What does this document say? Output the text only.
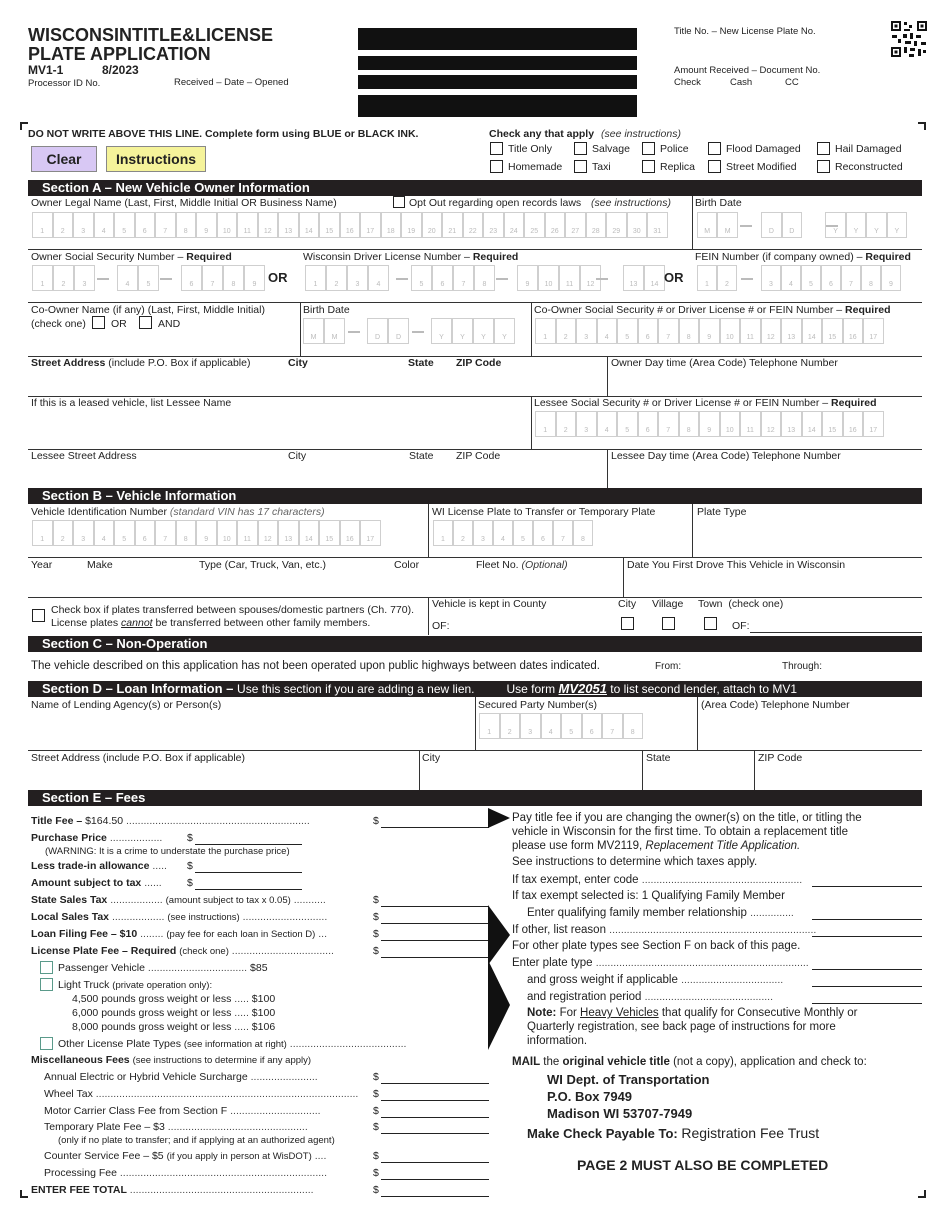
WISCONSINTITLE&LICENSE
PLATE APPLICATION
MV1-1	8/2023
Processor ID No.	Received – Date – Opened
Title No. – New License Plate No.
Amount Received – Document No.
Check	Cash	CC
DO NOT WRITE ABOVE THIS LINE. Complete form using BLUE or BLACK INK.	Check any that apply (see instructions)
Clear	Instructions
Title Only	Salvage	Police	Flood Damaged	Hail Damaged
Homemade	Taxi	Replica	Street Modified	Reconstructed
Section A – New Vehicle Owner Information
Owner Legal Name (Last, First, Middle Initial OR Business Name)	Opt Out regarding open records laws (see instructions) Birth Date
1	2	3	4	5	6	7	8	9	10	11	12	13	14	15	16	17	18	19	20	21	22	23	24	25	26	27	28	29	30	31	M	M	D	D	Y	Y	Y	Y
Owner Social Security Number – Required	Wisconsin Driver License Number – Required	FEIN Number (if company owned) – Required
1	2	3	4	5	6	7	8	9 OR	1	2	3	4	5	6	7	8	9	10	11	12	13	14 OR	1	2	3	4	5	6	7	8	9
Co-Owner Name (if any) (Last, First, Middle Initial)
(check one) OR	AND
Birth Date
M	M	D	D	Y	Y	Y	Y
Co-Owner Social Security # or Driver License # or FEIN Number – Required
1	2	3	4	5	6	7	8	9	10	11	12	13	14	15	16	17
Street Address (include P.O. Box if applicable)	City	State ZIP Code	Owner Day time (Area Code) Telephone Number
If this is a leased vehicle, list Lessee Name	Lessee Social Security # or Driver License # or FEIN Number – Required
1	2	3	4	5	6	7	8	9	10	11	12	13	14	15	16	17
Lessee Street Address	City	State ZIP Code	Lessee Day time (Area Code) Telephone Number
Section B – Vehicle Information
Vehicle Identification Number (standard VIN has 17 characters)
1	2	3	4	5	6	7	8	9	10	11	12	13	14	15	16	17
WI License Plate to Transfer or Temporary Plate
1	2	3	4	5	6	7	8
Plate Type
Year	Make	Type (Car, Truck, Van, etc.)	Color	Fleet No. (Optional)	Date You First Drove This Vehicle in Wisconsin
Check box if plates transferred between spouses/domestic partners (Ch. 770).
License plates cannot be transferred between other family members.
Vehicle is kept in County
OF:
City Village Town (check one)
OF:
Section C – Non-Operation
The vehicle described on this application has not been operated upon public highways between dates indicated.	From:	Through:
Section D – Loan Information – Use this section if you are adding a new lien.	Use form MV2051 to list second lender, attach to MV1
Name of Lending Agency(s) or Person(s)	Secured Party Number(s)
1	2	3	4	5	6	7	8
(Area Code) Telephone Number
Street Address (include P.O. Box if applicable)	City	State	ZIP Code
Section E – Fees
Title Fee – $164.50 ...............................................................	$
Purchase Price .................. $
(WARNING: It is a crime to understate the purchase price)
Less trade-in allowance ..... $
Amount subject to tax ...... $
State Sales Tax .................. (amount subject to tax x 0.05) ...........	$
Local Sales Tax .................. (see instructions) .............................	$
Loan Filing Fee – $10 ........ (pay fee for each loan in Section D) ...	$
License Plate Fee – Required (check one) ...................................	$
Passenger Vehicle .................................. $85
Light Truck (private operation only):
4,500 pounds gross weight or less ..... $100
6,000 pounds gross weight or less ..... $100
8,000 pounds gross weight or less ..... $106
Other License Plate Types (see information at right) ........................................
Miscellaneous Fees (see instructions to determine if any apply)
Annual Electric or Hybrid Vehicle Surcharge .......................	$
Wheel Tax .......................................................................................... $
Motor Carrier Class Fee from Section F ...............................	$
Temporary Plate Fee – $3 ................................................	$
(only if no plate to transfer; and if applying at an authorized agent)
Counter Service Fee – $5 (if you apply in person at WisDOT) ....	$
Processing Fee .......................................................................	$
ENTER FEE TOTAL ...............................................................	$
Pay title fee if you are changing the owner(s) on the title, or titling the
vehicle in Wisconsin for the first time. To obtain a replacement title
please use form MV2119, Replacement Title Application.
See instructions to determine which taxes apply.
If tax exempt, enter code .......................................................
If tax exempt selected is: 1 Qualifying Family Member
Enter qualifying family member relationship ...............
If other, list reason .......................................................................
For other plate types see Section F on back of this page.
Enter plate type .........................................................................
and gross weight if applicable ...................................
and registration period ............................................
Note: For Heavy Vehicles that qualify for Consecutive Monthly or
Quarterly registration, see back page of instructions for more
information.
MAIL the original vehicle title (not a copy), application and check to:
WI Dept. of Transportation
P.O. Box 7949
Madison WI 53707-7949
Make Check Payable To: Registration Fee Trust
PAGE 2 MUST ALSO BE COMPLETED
★ ★ ★
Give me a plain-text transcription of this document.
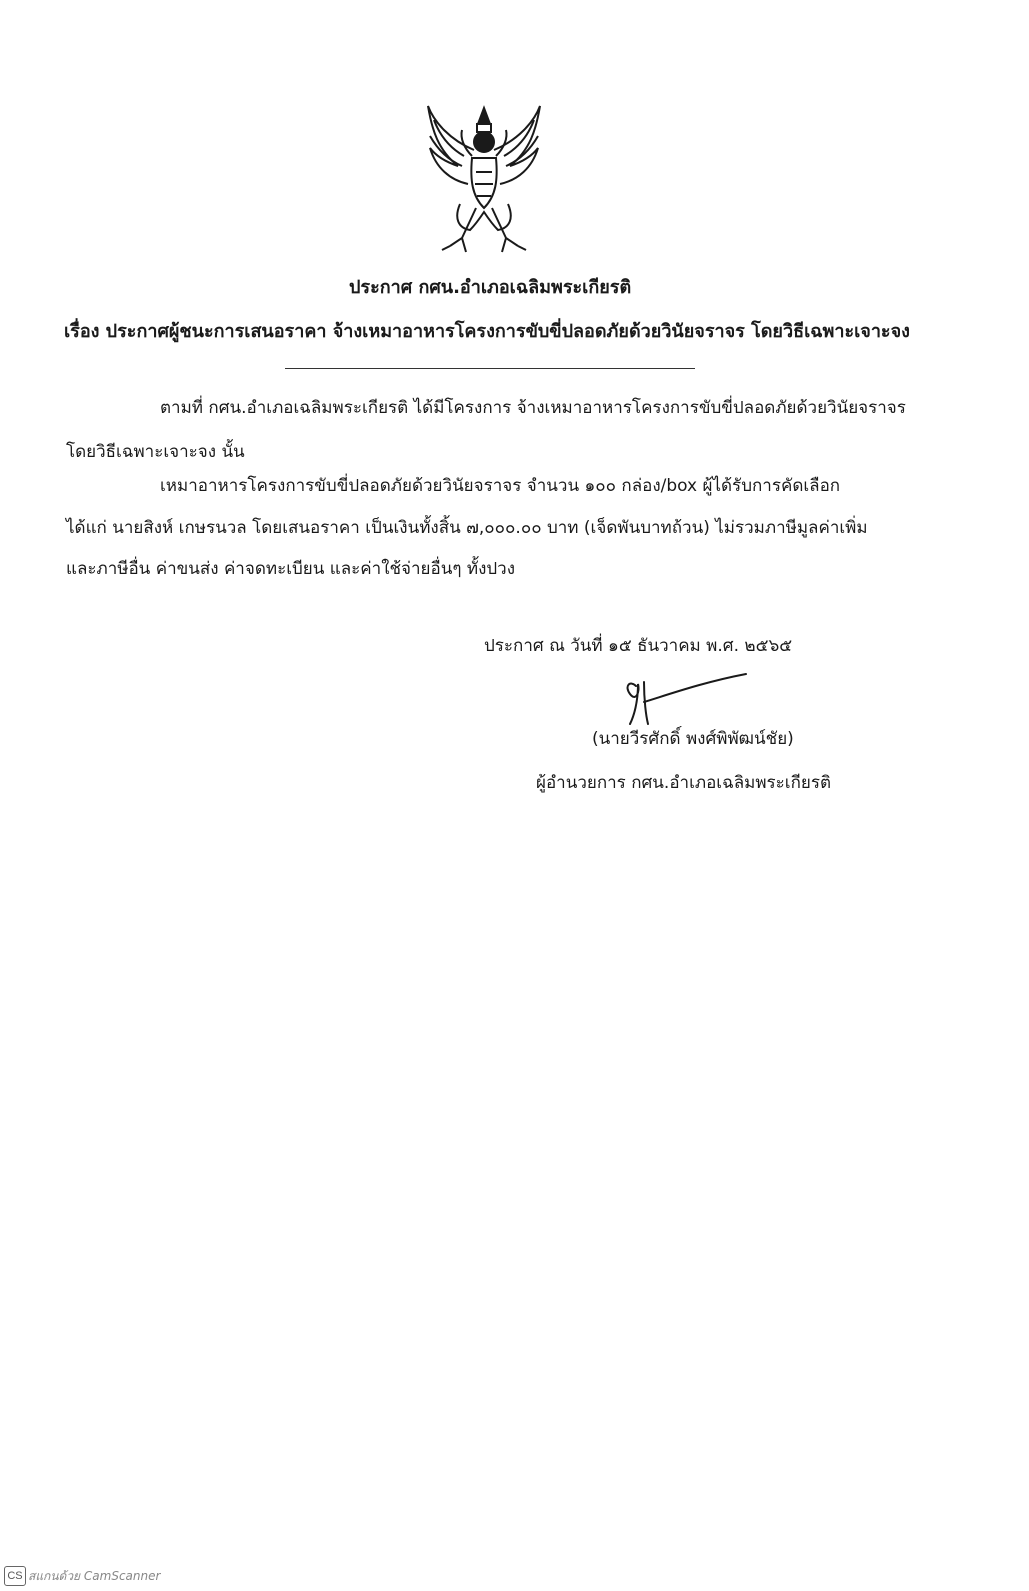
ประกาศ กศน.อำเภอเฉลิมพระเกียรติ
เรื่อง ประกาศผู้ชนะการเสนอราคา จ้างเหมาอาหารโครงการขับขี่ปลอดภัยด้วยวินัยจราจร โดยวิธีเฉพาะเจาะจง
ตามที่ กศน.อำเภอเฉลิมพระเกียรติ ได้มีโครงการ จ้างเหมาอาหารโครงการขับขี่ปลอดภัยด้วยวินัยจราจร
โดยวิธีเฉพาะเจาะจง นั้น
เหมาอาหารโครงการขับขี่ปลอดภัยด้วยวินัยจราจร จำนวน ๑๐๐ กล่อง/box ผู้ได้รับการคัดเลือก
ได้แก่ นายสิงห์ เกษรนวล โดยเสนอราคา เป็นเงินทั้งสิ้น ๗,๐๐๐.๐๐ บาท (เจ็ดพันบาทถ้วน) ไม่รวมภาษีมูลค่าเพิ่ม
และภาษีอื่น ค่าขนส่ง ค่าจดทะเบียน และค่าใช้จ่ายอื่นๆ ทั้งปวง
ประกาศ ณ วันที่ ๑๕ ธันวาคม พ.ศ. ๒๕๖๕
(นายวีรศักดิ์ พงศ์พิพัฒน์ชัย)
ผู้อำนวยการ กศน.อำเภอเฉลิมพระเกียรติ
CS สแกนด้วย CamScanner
★ ★ ★
### Written task
Find every line above that contains the word "list", and return each one.

### Solution below
If this is a leased vehicle, list Lessee Name	Lessee Social Security # or Driver License # or FEIN Number – Required
Section D – Loan Information – Use this section if you are adding a new lien.	Use form MV2051 to list second lender, attach to MV1
If other, list reason .......................................................................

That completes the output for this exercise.